> **TASK TO COMPLETE**
Each line of the listing must be transcribed exactly, except for the images, which should be excluded.

[Figure data in JSON]
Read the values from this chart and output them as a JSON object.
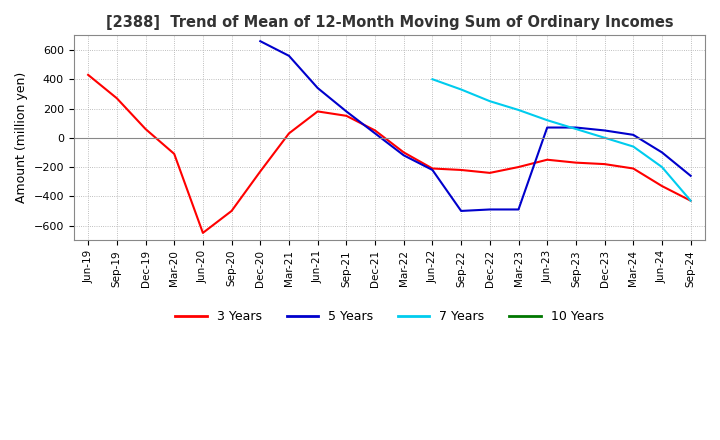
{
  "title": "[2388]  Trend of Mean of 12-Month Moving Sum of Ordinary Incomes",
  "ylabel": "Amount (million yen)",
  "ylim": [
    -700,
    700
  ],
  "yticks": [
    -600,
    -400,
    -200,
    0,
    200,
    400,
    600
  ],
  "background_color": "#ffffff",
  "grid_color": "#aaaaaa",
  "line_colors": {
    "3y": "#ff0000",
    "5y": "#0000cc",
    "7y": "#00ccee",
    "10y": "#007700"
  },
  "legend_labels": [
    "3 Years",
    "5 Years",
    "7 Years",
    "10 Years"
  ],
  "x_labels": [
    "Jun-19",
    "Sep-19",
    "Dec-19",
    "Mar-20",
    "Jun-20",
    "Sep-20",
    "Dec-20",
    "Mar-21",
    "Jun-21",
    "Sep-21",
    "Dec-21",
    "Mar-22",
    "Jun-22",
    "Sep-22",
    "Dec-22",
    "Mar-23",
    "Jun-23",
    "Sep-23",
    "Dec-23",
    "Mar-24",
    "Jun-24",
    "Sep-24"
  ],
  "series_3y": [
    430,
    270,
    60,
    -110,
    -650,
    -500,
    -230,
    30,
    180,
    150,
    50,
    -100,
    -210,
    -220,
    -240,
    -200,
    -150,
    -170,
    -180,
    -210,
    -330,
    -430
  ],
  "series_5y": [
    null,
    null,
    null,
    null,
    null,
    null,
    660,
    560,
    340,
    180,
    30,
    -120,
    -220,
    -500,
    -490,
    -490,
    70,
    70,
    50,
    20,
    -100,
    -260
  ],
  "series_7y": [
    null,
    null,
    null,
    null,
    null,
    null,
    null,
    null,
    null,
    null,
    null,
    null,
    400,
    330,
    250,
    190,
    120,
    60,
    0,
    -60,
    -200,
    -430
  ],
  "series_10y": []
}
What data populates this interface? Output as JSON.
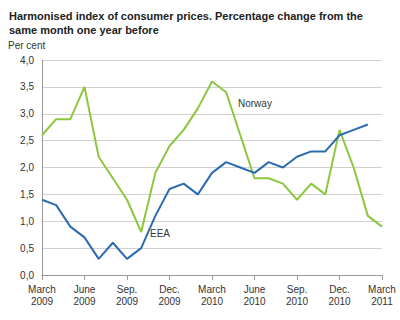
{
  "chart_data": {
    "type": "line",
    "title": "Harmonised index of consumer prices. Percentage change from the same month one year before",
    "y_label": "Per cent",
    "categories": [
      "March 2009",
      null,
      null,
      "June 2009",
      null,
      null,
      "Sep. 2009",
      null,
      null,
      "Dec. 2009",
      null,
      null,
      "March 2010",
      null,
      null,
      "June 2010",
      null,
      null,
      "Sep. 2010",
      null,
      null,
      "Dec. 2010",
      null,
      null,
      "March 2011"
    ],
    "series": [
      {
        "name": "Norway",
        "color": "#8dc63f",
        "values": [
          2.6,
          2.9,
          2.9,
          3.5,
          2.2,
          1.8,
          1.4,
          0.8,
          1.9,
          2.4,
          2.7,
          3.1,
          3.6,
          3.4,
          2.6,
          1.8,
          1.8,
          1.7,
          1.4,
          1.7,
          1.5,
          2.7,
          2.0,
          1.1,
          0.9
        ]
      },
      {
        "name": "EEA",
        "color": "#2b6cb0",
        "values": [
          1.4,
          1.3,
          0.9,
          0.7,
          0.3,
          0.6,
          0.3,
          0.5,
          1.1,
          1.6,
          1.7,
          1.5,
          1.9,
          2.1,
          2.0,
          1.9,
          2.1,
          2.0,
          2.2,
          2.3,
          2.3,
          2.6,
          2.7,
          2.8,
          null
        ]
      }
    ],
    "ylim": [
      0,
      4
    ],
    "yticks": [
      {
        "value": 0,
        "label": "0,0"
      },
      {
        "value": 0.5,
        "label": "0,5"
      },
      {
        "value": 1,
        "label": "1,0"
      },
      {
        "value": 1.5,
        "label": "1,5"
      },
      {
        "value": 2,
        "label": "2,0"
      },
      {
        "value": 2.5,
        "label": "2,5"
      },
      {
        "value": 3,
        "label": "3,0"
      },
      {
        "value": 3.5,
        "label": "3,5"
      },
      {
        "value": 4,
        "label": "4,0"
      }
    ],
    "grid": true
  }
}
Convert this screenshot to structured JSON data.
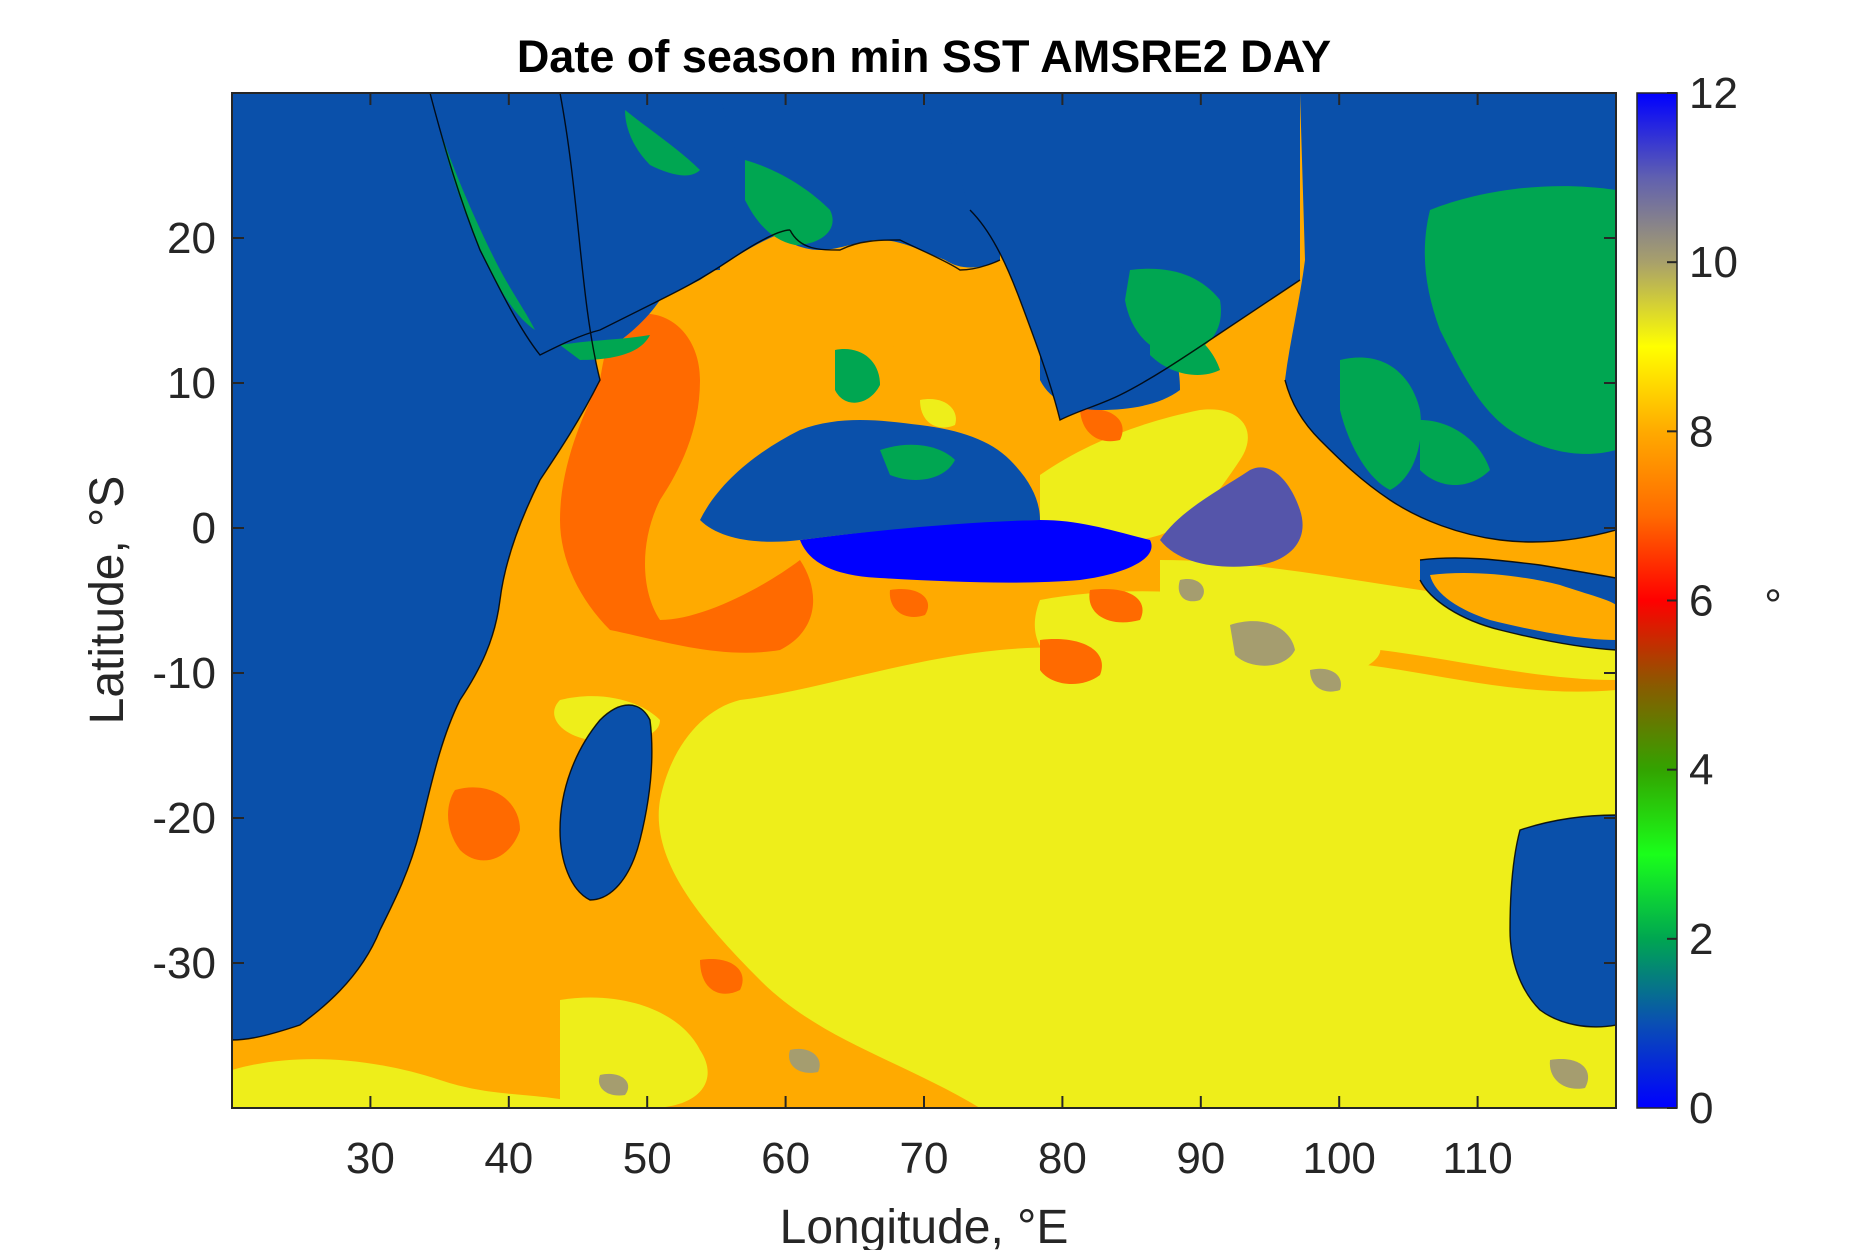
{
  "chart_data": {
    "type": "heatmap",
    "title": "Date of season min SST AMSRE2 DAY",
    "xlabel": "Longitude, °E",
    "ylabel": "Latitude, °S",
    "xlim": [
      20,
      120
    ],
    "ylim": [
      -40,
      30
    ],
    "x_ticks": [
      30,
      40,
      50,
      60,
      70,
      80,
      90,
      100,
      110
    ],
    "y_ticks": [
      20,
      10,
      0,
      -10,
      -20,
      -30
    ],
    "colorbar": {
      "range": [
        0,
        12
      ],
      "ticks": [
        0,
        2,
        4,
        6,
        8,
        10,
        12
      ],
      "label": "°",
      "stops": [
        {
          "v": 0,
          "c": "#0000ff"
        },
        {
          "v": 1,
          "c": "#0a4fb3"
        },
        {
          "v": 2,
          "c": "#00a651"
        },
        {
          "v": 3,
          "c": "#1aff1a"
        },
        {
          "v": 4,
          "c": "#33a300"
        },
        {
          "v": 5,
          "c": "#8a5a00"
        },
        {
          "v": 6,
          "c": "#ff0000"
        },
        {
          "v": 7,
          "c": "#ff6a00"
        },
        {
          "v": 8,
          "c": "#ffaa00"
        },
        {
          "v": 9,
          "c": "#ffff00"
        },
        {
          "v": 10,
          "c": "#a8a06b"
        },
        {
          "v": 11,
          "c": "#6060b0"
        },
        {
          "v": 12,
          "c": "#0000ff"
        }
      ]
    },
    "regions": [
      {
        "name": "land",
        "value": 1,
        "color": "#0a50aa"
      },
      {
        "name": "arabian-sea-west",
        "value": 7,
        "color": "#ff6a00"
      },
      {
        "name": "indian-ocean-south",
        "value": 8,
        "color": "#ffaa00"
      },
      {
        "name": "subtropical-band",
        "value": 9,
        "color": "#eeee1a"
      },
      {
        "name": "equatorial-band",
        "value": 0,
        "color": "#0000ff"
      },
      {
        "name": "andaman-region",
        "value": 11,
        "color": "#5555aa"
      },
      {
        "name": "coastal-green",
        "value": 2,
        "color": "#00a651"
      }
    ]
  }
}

> **RESPONSE**
Read the values from this chart and output them as a JSON object.
{
  "title": "[2388]  Trend of Mean of 12-Month Moving Sum of Ordinary Incomes",
  "ylabel": "Amount (million yen)",
  "ylim": [
    -700,
    700
  ],
  "yticks": [
    -600,
    -400,
    -200,
    0,
    200,
    400,
    600
  ],
  "background_color": "#ffffff",
  "grid_color": "#aaaaaa",
  "line_colors": {
    "3y": "#ff0000",
    "5y": "#0000cc",
    "7y": "#00ccee",
    "10y": "#007700"
  },
  "legend_labels": [
    "3 Years",
    "5 Years",
    "7 Years",
    "10 Years"
  ],
  "x_labels": [
    "Jun-19",
    "Sep-19",
    "Dec-19",
    "Mar-20",
    "Jun-20",
    "Sep-20",
    "Dec-20",
    "Mar-21",
    "Jun-21",
    "Sep-21",
    "Dec-21",
    "Mar-22",
    "Jun-22",
    "Sep-22",
    "Dec-22",
    "Mar-23",
    "Jun-23",
    "Sep-23",
    "Dec-23",
    "Mar-24",
    "Jun-24",
    "Sep-24"
  ],
  "series_3y": [
    430,
    270,
    60,
    -110,
    -650,
    -500,
    -230,
    30,
    180,
    150,
    50,
    -100,
    -210,
    -220,
    -240,
    -200,
    -150,
    -170,
    -180,
    -210,
    -330,
    -430
  ],
  "series_5y": [
    null,
    null,
    null,
    null,
    null,
    null,
    660,
    560,
    340,
    180,
    30,
    -120,
    -220,
    -500,
    -490,
    -490,
    70,
    70,
    50,
    20,
    -100,
    -260
  ],
  "series_7y": [
    null,
    null,
    null,
    null,
    null,
    null,
    null,
    null,
    null,
    null,
    null,
    null,
    400,
    330,
    250,
    190,
    120,
    60,
    0,
    -60,
    -200,
    -430
  ],
  "series_10y": []
}
What data populates this interface? Output as JSON.
{
  "chart_data": {
    "type": "line",
    "title": "Harmonised index of consumer prices. Percentage change from the same month one year before",
    "y_label": "Per cent",
    "categories": [
      "March 2009",
      null,
      null,
      "June 2009",
      null,
      null,
      "Sep. 2009",
      null,
      null,
      "Dec. 2009",
      null,
      null,
      "March 2010",
      null,
      null,
      "June 2010",
      null,
      null,
      "Sep. 2010",
      null,
      null,
      "Dec. 2010",
      null,
      null,
      "March 2011"
    ],
    "series": [
      {
        "name": "Norway",
        "color": "#8dc63f",
        "values": [
          2.6,
          2.9,
          2.9,
          3.5,
          2.2,
          1.8,
          1.4,
          0.8,
          1.9,
          2.4,
          2.7,
          3.1,
          3.6,
          3.4,
          2.6,
          1.8,
          1.8,
          1.7,
          1.4,
          1.7,
          1.5,
          2.7,
          2.0,
          1.1,
          0.9
        ]
      },
      {
        "name": "EEA",
        "color": "#2b6cb0",
        "values": [
          1.4,
          1.3,
          0.9,
          0.7,
          0.3,
          0.6,
          0.3,
          0.5,
          1.1,
          1.6,
          1.7,
          1.5,
          1.9,
          2.1,
          2.0,
          1.9,
          2.1,
          2.0,
          2.2,
          2.3,
          2.3,
          2.6,
          2.7,
          2.8,
          null
        ]
      }
    ],
    "ylim": [
      0,
      4
    ],
    "yticks": [
      {
        "value": 0,
        "label": "0,0"
      },
      {
        "value": 0.5,
        "label": "0,5"
      },
      {
        "value": 1,
        "label": "1,0"
      },
      {
        "value": 1.5,
        "label": "1,5"
      },
      {
        "value": 2,
        "label": "2,0"
      },
      {
        "value": 2.5,
        "label": "2,5"
      },
      {
        "value": 3,
        "label": "3,0"
      },
      {
        "value": 3.5,
        "label": "3,5"
      },
      {
        "value": 4,
        "label": "4,0"
      }
    ],
    "grid": true
  }
}
Convert this screenshot to structured JSON data.
{
  "chart_data": {
    "type": "heatmap",
    "title": "Date of season min SST AMSRE2 DAY",
    "xlabel": "Longitude, °E",
    "ylabel": "Latitude, °S",
    "xlim": [
      20,
      120
    ],
    "ylim": [
      -40,
      30
    ],
    "x_ticks": [
      30,
      40,
      50,
      60,
      70,
      80,
      90,
      100,
      110
    ],
    "y_ticks": [
      20,
      10,
      0,
      -10,
      -20,
      -30
    ],
    "colorbar": {
      "range": [
        0,
        12
      ],
      "ticks": [
        0,
        2,
        4,
        6,
        8,
        10,
        12
      ],
      "label": "°",
      "stops": [
        {
          "v": 0,
          "c": "#0000ff"
        },
        {
          "v": 1,
          "c": "#0a4fb3"
        },
        {
          "v": 2,
          "c": "#00a651"
        },
        {
          "v": 3,
          "c": "#1aff1a"
        },
        {
          "v": 4,
          "c": "#33a300"
        },
        {
          "v": 5,
          "c": "#8a5a00"
        },
        {
          "v": 6,
          "c": "#ff0000"
        },
        {
          "v": 7,
          "c": "#ff6a00"
        },
        {
          "v": 8,
          "c": "#ffaa00"
        },
        {
          "v": 9,
          "c": "#ffff00"
        },
        {
          "v": 10,
          "c": "#a8a06b"
        },
        {
          "v": 11,
          "c": "#6060b0"
        },
        {
          "v": 12,
          "c": "#0000ff"
        }
      ]
    },
    "regions": [
      {
        "name": "land",
        "value": 1,
        "color": "#0a50aa"
      },
      {
        "name": "arabian-sea-west",
        "value": 7,
        "color": "#ff6a00"
      },
      {
        "name": "indian-ocean-south",
        "value": 8,
        "color": "#ffaa00"
      },
      {
        "name": "subtropical-band",
        "value": 9,
        "color": "#eeee1a"
      },
      {
        "name": "equatorial-band",
        "value": 0,
        "color": "#0000ff"
      },
      {
        "name": "andaman-region",
        "value": 11,
        "color": "#5555aa"
      },
      {
        "name": "coastal-green",
        "value": 2,
        "color": "#00a651"
      }
    ]
  }
}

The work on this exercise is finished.